-- 課題の内容 --
CXの解説文の「そこで今回は、CXの基礎知識」から「での一連の体験が含まれます。」までを、「製品やサービス」を「商品やサービス」に書き換えて出してください。

CX(カスタマーエクスペリエンス、以下CX)は、顧客が製品やサービスに接する全過程で得る体験の総称です。この概念は、2000年ごろからマーケティングや経営戦略の分野で注目され始めました。*
CXは今、マーケティング業界で各企業が注目するホットワードです。
そこで今回は、CXの基礎知識から、企業の取り組み事例、CXの概念が今注目されている背景を中心にわかりやすく解説していきます。
Contents
CX(カスタマーエクスペリエンス)とは -顧客体験の基本を理解する-
CXは、単に製品やサービスの品質だけでなく、顧客が経験する全プロセスにわたる感覚や感情を重視します。これには、購入前の情報収集から、購入後のフォローアップに至るまでの一連の体験が含まれます。
CXのポイントは、合理的な価値に加えて感情的な価値を重視し、顧客視点でその価値を評価している点です。*
- 「合理的価値」 :製品やサービスの機能・性能・価格
- 「感情的な価値」:購入までの過程、使用する過程、購入後のフォローアップなどの過程
顧客が経験する一連の流れやタッチポイント全体がCXの質を決定づけ、企業と顧客の関係性を深める要因となります。*
CXの重要性について -なぜ今、顧客体験が注目されるのか-
「コモディティ化*」という言葉を聞いたことはあるでしょうか。

-- 抽出情報 --
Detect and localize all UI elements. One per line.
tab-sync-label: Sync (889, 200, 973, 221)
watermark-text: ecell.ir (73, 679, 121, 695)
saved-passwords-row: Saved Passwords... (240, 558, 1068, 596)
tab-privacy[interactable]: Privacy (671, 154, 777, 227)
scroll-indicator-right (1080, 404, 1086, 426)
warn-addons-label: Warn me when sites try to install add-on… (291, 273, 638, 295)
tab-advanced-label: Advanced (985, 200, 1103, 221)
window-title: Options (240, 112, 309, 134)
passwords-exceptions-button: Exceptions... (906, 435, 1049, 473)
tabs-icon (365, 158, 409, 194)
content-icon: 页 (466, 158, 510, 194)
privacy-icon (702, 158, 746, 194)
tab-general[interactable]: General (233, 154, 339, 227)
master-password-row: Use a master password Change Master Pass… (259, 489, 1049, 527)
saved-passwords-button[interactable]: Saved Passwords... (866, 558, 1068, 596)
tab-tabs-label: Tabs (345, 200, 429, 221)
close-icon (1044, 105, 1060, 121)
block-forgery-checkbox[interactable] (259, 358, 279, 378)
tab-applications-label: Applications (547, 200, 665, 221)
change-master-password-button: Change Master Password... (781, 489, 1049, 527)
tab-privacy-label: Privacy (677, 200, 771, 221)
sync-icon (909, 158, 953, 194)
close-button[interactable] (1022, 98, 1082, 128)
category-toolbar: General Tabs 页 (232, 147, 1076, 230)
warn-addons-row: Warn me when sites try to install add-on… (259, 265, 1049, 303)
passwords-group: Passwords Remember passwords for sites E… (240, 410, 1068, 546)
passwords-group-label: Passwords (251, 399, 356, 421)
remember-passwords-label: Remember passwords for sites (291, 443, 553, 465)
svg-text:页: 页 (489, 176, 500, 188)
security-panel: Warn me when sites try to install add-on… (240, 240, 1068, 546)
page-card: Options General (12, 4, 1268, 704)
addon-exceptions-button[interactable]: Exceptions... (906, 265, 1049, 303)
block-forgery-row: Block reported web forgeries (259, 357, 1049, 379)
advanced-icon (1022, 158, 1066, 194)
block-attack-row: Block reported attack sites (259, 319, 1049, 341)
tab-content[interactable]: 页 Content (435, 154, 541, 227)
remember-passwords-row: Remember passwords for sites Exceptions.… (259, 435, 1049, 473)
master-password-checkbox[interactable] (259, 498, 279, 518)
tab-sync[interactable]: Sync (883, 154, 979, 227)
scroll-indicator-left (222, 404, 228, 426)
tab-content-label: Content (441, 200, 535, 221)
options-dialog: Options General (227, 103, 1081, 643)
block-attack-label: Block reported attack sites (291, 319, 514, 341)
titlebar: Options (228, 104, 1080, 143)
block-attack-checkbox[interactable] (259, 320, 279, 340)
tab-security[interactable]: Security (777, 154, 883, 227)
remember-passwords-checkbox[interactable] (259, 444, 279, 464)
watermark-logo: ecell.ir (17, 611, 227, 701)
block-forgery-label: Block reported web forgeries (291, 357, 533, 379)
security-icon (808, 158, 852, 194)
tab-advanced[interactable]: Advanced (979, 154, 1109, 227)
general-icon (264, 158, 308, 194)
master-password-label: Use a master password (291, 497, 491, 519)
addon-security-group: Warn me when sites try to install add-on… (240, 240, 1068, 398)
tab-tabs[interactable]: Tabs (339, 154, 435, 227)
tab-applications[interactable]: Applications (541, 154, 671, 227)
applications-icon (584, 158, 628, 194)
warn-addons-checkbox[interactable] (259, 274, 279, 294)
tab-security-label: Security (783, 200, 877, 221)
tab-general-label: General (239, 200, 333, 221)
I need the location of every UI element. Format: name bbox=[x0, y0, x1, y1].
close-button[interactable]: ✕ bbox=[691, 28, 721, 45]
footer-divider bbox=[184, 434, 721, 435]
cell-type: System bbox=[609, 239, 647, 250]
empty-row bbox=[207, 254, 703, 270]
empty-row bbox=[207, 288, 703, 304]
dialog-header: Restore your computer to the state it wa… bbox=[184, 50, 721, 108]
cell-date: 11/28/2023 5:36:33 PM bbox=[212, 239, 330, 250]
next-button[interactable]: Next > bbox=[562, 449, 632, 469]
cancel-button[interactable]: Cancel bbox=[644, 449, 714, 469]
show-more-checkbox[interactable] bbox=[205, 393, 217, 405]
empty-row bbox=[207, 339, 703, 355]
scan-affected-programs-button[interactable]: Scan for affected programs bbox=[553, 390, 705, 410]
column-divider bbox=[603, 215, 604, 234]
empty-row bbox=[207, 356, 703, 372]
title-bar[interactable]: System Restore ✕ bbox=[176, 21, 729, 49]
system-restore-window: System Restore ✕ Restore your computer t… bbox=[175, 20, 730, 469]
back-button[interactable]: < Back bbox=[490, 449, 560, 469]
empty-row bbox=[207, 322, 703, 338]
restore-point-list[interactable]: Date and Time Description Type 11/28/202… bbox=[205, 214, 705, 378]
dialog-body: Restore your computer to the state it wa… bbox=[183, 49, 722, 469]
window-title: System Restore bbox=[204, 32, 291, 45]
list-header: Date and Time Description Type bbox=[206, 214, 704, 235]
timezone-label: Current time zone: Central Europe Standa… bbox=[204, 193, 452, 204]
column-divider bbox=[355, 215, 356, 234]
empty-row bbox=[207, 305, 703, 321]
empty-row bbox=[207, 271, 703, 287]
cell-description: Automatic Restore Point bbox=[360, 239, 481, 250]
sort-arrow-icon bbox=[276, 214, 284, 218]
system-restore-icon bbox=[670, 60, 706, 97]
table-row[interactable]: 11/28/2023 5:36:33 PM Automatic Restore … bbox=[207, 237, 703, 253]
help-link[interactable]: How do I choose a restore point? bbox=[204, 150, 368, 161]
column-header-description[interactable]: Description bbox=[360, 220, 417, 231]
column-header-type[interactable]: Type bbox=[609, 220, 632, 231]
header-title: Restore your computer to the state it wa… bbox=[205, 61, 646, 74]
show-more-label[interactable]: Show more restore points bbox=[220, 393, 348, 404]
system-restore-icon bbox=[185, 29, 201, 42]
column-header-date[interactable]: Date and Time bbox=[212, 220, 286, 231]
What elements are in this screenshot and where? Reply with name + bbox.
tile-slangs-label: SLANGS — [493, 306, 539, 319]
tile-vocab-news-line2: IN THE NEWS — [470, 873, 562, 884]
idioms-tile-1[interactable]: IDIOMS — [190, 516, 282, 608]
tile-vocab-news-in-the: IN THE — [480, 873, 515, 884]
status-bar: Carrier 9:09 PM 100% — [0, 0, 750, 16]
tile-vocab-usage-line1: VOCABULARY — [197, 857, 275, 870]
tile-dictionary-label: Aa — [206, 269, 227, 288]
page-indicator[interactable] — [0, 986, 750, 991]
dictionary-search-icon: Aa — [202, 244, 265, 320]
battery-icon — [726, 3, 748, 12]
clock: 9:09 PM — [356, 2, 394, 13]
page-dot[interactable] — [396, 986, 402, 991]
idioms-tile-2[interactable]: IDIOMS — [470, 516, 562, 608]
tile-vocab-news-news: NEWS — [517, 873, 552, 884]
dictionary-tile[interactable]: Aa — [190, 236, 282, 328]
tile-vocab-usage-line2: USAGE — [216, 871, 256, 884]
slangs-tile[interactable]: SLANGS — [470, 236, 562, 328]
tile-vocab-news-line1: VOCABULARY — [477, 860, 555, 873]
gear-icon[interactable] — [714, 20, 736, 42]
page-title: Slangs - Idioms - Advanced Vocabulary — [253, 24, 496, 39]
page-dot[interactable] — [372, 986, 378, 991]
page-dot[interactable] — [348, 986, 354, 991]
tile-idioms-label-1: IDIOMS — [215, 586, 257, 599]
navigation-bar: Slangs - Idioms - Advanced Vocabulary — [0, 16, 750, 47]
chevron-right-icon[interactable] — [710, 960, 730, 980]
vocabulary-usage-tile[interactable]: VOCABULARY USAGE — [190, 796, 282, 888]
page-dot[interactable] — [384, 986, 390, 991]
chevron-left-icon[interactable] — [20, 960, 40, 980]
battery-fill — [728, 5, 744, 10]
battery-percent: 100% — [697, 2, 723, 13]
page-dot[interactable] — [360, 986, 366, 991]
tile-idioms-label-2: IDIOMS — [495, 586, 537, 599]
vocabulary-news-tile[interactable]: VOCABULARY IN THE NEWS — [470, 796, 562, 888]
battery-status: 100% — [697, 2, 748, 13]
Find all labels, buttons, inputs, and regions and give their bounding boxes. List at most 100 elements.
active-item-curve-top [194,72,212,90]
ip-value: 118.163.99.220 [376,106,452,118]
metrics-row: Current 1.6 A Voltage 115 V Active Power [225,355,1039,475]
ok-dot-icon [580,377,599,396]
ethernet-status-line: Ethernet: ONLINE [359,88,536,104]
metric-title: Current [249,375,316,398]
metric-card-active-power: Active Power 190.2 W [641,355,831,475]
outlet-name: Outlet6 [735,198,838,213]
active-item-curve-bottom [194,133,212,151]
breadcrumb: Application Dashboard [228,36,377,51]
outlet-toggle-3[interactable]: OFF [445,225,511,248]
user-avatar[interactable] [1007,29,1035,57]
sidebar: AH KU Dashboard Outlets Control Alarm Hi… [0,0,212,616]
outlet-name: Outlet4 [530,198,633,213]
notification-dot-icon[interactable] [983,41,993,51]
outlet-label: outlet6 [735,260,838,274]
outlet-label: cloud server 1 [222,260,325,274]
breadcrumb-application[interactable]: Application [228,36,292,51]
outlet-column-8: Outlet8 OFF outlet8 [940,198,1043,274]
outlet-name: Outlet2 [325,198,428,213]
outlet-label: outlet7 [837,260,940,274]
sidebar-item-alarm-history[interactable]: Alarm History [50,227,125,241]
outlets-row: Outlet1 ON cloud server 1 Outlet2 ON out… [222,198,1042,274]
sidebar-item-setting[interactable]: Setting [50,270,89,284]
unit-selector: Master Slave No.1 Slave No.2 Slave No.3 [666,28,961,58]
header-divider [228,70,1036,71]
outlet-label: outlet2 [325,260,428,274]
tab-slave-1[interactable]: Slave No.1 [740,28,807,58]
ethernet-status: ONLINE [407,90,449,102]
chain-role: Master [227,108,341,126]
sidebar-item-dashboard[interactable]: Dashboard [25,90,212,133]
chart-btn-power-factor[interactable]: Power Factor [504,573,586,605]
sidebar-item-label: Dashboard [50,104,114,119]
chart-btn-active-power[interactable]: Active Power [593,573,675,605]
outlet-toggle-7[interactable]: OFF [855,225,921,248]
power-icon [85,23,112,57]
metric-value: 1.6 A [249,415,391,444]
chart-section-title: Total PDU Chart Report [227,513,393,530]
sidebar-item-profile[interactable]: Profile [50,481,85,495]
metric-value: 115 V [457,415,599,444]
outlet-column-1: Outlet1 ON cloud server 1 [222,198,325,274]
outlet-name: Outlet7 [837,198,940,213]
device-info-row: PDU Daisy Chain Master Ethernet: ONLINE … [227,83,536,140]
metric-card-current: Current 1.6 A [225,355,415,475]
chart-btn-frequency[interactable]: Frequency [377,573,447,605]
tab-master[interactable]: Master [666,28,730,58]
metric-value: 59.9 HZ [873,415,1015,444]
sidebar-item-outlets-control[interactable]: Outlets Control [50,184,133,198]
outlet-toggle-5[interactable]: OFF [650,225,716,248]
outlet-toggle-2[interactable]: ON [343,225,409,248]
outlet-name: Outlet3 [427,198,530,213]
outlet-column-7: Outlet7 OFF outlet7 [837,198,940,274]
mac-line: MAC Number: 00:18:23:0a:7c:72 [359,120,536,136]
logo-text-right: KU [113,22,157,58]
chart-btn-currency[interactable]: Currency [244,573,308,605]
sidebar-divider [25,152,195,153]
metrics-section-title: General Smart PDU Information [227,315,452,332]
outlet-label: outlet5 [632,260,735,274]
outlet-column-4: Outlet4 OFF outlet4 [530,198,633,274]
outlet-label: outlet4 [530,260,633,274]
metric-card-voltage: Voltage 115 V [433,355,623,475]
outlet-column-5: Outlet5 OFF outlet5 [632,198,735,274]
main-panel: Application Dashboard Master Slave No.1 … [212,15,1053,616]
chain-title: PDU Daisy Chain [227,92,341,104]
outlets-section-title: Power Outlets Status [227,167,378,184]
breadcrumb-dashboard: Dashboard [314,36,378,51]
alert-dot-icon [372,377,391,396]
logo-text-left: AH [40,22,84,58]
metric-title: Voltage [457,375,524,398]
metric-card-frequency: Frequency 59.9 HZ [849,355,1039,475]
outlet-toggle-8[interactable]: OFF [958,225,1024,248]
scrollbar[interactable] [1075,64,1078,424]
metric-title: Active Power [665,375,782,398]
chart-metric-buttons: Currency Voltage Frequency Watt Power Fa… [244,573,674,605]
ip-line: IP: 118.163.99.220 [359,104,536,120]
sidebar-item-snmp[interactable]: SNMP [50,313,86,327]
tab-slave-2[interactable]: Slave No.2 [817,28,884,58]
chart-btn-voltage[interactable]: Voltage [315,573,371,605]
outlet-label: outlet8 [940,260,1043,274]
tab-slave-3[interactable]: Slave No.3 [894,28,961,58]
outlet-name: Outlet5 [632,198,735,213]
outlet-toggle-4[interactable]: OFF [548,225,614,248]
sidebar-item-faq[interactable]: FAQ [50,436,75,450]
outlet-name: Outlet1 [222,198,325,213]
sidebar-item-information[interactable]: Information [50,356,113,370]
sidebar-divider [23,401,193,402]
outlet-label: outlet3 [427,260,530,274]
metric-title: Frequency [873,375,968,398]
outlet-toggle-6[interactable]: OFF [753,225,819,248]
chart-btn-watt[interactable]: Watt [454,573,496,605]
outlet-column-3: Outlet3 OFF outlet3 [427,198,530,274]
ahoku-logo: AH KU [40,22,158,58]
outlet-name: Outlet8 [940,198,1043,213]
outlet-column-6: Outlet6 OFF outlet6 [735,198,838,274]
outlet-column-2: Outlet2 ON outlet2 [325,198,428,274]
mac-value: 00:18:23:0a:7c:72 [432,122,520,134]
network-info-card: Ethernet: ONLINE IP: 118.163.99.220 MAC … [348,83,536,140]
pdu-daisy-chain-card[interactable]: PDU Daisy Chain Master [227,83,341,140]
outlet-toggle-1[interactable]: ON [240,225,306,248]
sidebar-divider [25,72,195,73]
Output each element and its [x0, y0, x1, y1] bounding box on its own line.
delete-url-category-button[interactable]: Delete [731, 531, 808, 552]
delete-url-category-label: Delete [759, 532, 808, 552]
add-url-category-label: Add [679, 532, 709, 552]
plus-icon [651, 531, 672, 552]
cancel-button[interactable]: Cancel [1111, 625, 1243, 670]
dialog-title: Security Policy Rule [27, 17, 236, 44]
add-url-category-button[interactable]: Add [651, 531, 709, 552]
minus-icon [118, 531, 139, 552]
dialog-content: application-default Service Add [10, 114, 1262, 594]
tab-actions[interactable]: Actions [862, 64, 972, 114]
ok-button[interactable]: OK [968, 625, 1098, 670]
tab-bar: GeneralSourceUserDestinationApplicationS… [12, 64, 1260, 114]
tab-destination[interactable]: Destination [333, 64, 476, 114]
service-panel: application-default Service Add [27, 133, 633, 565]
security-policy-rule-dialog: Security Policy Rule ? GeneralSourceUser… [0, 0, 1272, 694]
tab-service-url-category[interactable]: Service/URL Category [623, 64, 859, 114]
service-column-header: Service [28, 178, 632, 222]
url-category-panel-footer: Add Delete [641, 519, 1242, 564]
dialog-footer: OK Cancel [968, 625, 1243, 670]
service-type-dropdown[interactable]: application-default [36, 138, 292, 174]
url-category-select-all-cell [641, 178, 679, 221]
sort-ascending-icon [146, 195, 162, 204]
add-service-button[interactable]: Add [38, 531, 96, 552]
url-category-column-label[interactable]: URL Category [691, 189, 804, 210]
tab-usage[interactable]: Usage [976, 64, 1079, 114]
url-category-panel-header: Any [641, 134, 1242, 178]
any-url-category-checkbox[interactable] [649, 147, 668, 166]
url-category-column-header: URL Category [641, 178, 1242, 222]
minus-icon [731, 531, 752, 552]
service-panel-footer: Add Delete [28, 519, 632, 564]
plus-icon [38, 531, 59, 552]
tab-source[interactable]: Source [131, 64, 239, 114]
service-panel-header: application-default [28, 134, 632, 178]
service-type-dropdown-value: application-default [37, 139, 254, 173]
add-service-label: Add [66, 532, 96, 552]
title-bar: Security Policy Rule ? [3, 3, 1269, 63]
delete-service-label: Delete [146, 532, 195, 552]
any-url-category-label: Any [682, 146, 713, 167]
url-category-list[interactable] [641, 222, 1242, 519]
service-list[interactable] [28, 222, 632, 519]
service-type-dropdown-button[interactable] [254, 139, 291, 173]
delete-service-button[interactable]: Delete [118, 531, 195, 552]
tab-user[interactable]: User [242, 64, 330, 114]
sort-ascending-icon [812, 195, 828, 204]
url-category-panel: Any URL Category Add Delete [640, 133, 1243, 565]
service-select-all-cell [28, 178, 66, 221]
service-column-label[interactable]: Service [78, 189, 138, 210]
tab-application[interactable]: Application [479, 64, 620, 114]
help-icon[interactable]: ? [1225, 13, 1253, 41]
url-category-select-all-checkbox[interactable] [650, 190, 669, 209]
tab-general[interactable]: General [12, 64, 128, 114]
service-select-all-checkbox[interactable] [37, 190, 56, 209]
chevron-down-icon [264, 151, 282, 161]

-- 解答 --
そこで今回は、CXの基礎知識から、企業の取り組み事例、CXの概念が今注目されている背景を中心にわかりやすく解説していきます。
Contents
CX(カスタマーエクスペリエンス)とは -顧客体験の基本を理解する-
CXは、単に商品やサービスの品質だけでなく、顧客が経験する全プロセスにわたる感覚や感情を重視します。これには、購入前の情報収集から、購入後のフォローアップに至るまでの一連の体験が含まれます。